TASK INPUT:
[BEGIN]

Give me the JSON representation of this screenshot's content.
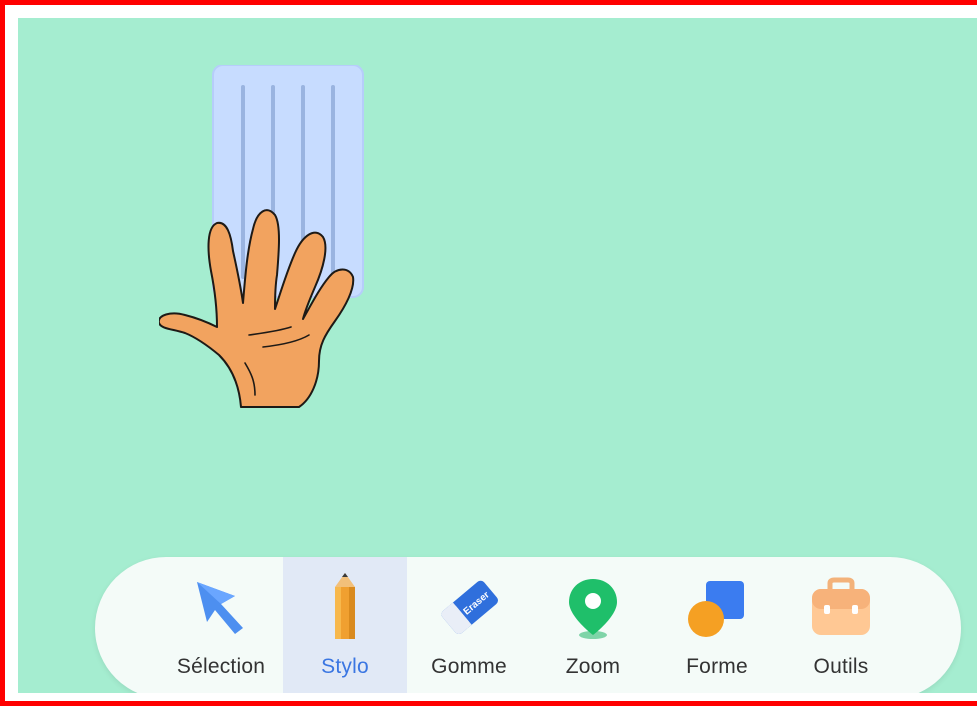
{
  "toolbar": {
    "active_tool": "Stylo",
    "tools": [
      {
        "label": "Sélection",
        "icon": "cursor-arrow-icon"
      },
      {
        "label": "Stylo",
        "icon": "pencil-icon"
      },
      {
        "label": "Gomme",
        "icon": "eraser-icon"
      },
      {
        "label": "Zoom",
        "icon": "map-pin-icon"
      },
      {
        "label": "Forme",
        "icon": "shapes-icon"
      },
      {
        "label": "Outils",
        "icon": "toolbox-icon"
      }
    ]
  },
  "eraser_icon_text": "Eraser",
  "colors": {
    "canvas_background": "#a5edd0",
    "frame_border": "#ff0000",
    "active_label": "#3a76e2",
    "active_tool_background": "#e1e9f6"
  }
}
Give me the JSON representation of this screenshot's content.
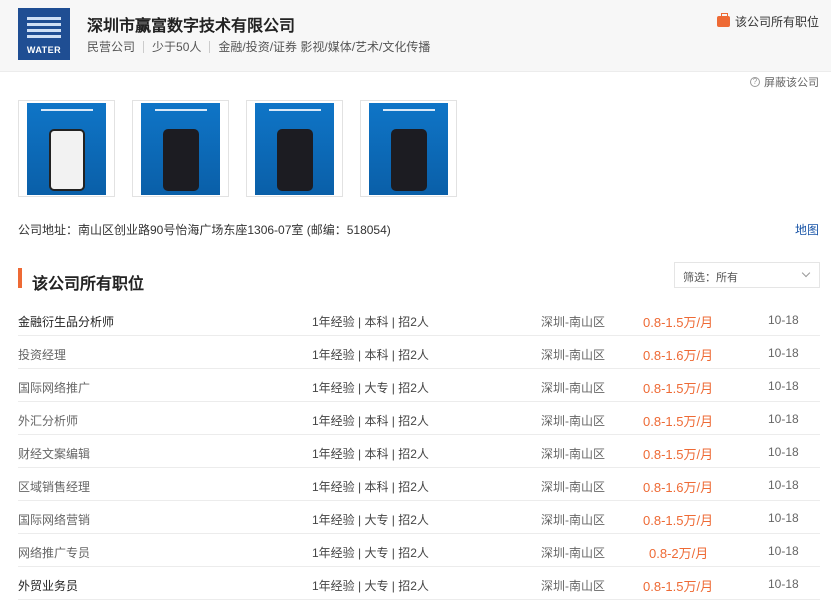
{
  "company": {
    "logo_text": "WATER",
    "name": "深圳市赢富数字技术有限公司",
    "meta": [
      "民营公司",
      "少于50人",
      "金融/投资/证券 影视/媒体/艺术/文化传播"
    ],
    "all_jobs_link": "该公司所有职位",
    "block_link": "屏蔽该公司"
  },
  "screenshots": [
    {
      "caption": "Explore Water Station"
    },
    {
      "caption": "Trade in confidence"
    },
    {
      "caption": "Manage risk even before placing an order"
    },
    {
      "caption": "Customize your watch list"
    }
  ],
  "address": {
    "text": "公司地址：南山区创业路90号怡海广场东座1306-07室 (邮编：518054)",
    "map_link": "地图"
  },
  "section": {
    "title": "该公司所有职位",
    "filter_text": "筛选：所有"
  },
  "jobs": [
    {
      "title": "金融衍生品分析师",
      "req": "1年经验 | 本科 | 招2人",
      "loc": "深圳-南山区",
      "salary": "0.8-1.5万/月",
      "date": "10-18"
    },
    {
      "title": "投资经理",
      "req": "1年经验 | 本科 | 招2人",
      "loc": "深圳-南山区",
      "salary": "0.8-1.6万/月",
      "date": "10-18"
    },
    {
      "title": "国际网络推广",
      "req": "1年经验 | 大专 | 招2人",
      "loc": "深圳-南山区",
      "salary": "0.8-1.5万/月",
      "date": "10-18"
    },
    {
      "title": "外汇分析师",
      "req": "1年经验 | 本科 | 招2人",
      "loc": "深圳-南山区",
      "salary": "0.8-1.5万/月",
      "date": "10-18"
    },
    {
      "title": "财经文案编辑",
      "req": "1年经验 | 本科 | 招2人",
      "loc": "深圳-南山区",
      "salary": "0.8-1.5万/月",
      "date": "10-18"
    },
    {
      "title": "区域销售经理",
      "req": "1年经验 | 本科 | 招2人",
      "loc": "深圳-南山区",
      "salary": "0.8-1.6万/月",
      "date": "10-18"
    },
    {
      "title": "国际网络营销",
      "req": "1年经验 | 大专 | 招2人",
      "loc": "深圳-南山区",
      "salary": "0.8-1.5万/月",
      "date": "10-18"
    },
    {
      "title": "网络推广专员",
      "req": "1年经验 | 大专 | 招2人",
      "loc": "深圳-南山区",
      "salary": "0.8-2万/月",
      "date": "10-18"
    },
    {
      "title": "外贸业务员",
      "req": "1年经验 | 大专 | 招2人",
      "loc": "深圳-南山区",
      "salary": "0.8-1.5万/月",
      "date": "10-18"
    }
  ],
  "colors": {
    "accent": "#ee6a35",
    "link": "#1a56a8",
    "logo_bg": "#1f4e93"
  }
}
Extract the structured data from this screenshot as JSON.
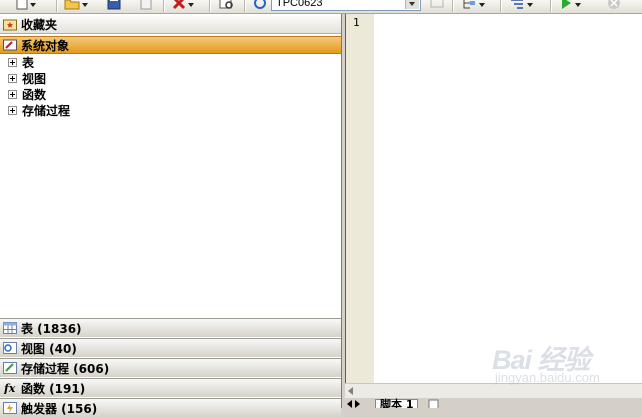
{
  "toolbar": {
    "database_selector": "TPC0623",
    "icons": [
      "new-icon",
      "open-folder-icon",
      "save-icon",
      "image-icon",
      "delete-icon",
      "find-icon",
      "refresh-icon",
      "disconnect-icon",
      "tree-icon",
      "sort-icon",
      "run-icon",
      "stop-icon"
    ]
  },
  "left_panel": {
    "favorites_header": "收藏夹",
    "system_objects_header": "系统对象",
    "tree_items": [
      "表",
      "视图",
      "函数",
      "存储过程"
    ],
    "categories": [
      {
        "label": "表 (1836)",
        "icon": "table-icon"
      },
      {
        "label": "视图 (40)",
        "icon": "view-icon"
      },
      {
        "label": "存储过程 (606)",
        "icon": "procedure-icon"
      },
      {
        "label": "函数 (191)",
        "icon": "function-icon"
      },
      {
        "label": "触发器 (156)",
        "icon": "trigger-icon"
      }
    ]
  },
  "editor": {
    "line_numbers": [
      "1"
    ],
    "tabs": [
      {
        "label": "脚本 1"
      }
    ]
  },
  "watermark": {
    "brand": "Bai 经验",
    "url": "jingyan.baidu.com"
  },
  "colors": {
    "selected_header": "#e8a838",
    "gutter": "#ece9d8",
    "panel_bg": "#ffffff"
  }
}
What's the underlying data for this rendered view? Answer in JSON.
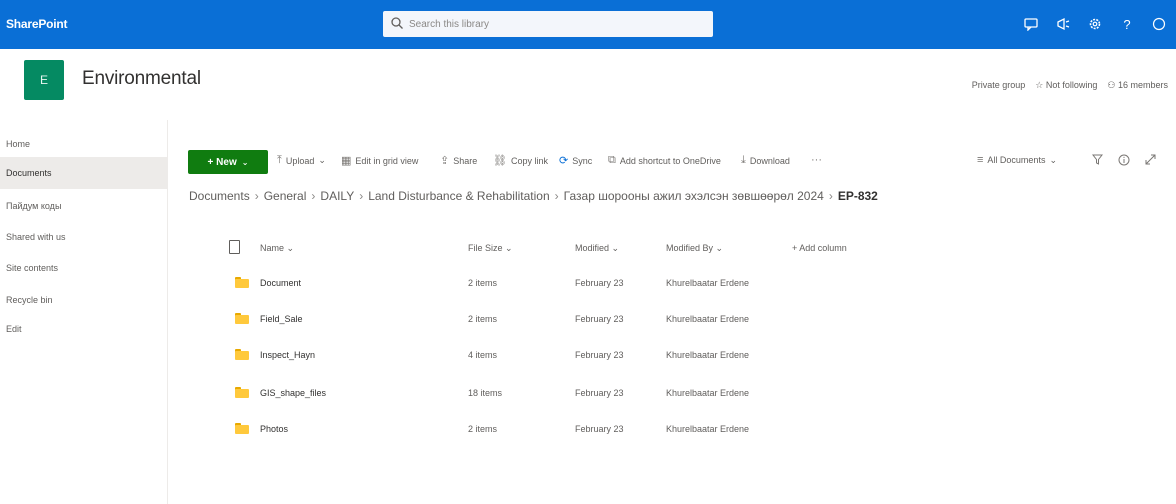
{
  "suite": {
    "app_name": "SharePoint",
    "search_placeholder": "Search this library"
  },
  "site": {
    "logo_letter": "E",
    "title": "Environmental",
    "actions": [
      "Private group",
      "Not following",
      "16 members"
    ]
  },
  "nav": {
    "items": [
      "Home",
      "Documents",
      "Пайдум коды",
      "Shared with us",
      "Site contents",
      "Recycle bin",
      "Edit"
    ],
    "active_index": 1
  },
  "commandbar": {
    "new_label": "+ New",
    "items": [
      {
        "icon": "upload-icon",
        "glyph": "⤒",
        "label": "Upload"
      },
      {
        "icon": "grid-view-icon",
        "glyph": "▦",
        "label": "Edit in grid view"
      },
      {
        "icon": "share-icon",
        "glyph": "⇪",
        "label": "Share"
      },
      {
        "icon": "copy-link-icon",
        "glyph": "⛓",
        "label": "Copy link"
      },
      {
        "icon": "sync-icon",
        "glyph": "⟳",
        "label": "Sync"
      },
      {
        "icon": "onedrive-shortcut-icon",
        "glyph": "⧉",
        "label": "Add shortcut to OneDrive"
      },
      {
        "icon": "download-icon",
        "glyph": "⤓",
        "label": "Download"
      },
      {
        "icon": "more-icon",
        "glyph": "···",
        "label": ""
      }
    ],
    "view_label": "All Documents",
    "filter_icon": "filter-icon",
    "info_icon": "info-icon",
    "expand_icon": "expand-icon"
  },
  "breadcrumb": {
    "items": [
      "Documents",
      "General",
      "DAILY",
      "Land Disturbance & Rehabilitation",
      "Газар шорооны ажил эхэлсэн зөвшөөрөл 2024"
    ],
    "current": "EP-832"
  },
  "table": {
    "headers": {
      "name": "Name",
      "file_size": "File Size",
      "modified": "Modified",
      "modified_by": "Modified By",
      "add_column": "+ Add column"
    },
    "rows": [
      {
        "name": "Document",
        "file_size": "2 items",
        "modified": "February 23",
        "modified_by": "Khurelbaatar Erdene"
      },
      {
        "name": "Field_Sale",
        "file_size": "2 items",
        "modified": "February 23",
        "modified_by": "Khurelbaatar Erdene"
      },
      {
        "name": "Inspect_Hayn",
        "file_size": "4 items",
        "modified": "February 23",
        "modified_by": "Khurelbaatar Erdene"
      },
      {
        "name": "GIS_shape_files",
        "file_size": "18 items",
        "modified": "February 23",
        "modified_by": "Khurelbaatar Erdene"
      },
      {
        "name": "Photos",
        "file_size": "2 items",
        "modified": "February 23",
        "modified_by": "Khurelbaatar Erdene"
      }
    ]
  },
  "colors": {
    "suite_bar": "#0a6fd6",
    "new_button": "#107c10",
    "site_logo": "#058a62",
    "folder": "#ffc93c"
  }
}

[END]

INSTRUCTIONS TO FOLLOW: In the copy, include all records verbatim but no images.

RESULT FOR THIS TASK:
Give me the JSON representation of this screenshot's content.
{
  "toolbar": {
    "active_tool": "Stylo",
    "tools": [
      {
        "label": "Sélection",
        "icon": "cursor-arrow-icon"
      },
      {
        "label": "Stylo",
        "icon": "pencil-icon"
      },
      {
        "label": "Gomme",
        "icon": "eraser-icon"
      },
      {
        "label": "Zoom",
        "icon": "map-pin-icon"
      },
      {
        "label": "Forme",
        "icon": "shapes-icon"
      },
      {
        "label": "Outils",
        "icon": "toolbox-icon"
      }
    ]
  },
  "eraser_icon_text": "Eraser",
  "colors": {
    "canvas_background": "#a5edd0",
    "frame_border": "#ff0000",
    "active_label": "#3a76e2",
    "active_tool_background": "#e1e9f6"
  }
}
Give me the JSON representation of this screenshot's content.
{
  "company": {
    "logo_text": "WATER",
    "name": "深圳市赢富数字技术有限公司",
    "meta": [
      "民营公司",
      "少于50人",
      "金融/投资/证券 影视/媒体/艺术/文化传播"
    ],
    "all_jobs_link": "该公司所有职位",
    "block_link": "屏蔽该公司"
  },
  "screenshots": [
    {
      "caption": "Explore Water Station"
    },
    {
      "caption": "Trade in confidence"
    },
    {
      "caption": "Manage risk even before placing an order"
    },
    {
      "caption": "Customize your watch list"
    }
  ],
  "address": {
    "text": "公司地址：南山区创业路90号怡海广场东座1306-07室 (邮编：518054)",
    "map_link": "地图"
  },
  "section": {
    "title": "该公司所有职位",
    "filter_text": "筛选：所有"
  },
  "jobs": [
    {
      "title": "金融衍生品分析师",
      "req": "1年经验 | 本科 | 招2人",
      "loc": "深圳-南山区",
      "salary": "0.8-1.5万/月",
      "date": "10-18"
    },
    {
      "title": "投资经理",
      "req": "1年经验 | 本科 | 招2人",
      "loc": "深圳-南山区",
      "salary": "0.8-1.6万/月",
      "date": "10-18"
    },
    {
      "title": "国际网络推广",
      "req": "1年经验 | 大专 | 招2人",
      "loc": "深圳-南山区",
      "salary": "0.8-1.5万/月",
      "date": "10-18"
    },
    {
      "title": "外汇分析师",
      "req": "1年经验 | 本科 | 招2人",
      "loc": "深圳-南山区",
      "salary": "0.8-1.5万/月",
      "date": "10-18"
    },
    {
      "title": "财经文案编辑",
      "req": "1年经验 | 本科 | 招2人",
      "loc": "深圳-南山区",
      "salary": "0.8-1.5万/月",
      "date": "10-18"
    },
    {
      "title": "区域销售经理",
      "req": "1年经验 | 本科 | 招2人",
      "loc": "深圳-南山区",
      "salary": "0.8-1.6万/月",
      "date": "10-18"
    },
    {
      "title": "国际网络营销",
      "req": "1年经验 | 大专 | 招2人",
      "loc": "深圳-南山区",
      "salary": "0.8-1.5万/月",
      "date": "10-18"
    },
    {
      "title": "网络推广专员",
      "req": "1年经验 | 大专 | 招2人",
      "loc": "深圳-南山区",
      "salary": "0.8-2万/月",
      "date": "10-18"
    },
    {
      "title": "外贸业务员",
      "req": "1年经验 | 大专 | 招2人",
      "loc": "深圳-南山区",
      "salary": "0.8-1.5万/月",
      "date": "10-18"
    }
  ],
  "colors": {
    "accent": "#ee6a35",
    "link": "#1a56a8",
    "logo_bg": "#1f4e93"
  }
}
Extract the structured data from this screenshot as JSON.
{
  "toolbar": {
    "database_selector": "TPC0623",
    "icons": [
      "new-icon",
      "open-folder-icon",
      "save-icon",
      "image-icon",
      "delete-icon",
      "find-icon",
      "refresh-icon",
      "disconnect-icon",
      "tree-icon",
      "sort-icon",
      "run-icon",
      "stop-icon"
    ]
  },
  "left_panel": {
    "favorites_header": "收藏夹",
    "system_objects_header": "系统对象",
    "tree_items": [
      "表",
      "视图",
      "函数",
      "存储过程"
    ],
    "categories": [
      {
        "label": "表 (1836)",
        "icon": "table-icon"
      },
      {
        "label": "视图 (40)",
        "icon": "view-icon"
      },
      {
        "label": "存储过程 (606)",
        "icon": "procedure-icon"
      },
      {
        "label": "函数 (191)",
        "icon": "function-icon"
      },
      {
        "label": "触发器 (156)",
        "icon": "trigger-icon"
      }
    ]
  },
  "editor": {
    "line_numbers": [
      "1"
    ],
    "tabs": [
      {
        "label": "脚本 1"
      }
    ]
  },
  "watermark": {
    "brand": "Bai 经验",
    "url": "jingyan.baidu.com"
  },
  "colors": {
    "selected_header": "#e8a838",
    "gutter": "#ece9d8",
    "panel_bg": "#ffffff"
  }
}
What's the underlying data for this rendered view? Answer in JSON.
{
  "suite": {
    "app_name": "SharePoint",
    "search_placeholder": "Search this library"
  },
  "site": {
    "logo_letter": "E",
    "title": "Environmental",
    "actions": [
      "Private group",
      "Not following",
      "16 members"
    ]
  },
  "nav": {
    "items": [
      "Home",
      "Documents",
      "Пайдум коды",
      "Shared with us",
      "Site contents",
      "Recycle bin",
      "Edit"
    ],
    "active_index": 1
  },
  "commandbar": {
    "new_label": "+ New",
    "items": [
      {
        "icon": "upload-icon",
        "glyph": "⤒",
        "label": "Upload"
      },
      {
        "icon": "grid-view-icon",
        "glyph": "▦",
        "label": "Edit in grid view"
      },
      {
        "icon": "share-icon",
        "glyph": "⇪",
        "label": "Share"
      },
      {
        "icon": "copy-link-icon",
        "glyph": "⛓",
        "label": "Copy link"
      },
      {
        "icon": "sync-icon",
        "glyph": "⟳",
        "label": "Sync"
      },
      {
        "icon": "onedrive-shortcut-icon",
        "glyph": "⧉",
        "label": "Add shortcut to OneDrive"
      },
      {
        "icon": "download-icon",
        "glyph": "⤓",
        "label": "Download"
      },
      {
        "icon": "more-icon",
        "glyph": "···",
        "label": ""
      }
    ],
    "view_label": "All Documents",
    "filter_icon": "filter-icon",
    "info_icon": "info-icon",
    "expand_icon": "expand-icon"
  },
  "breadcrumb": {
    "items": [
      "Documents",
      "General",
      "DAILY",
      "Land Disturbance & Rehabilitation",
      "Газар шорооны ажил эхэлсэн зөвшөөрөл 2024"
    ],
    "current": "EP-832"
  },
  "table": {
    "headers": {
      "name": "Name",
      "file_size": "File Size",
      "modified": "Modified",
      "modified_by": "Modified By",
      "add_column": "+ Add column"
    },
    "rows": [
      {
        "name": "Document",
        "file_size": "2 items",
        "modified": "February 23",
        "modified_by": "Khurelbaatar Erdene"
      },
      {
        "name": "Field_Sale",
        "file_size": "2 items",
        "modified": "February 23",
        "modified_by": "Khurelbaatar Erdene"
      },
      {
        "name": "Inspect_Hayn",
        "file_size": "4 items",
        "modified": "February 23",
        "modified_by": "Khurelbaatar Erdene"
      },
      {
        "name": "GIS_shape_files",
        "file_size": "18 items",
        "modified": "February 23",
        "modified_by": "Khurelbaatar Erdene"
      },
      {
        "name": "Photos",
        "file_size": "2 items",
        "modified": "February 23",
        "modified_by": "Khurelbaatar Erdene"
      }
    ]
  },
  "colors": {
    "suite_bar": "#0a6fd6",
    "new_button": "#107c10",
    "site_logo": "#058a62",
    "folder": "#ffc93c"
  }
}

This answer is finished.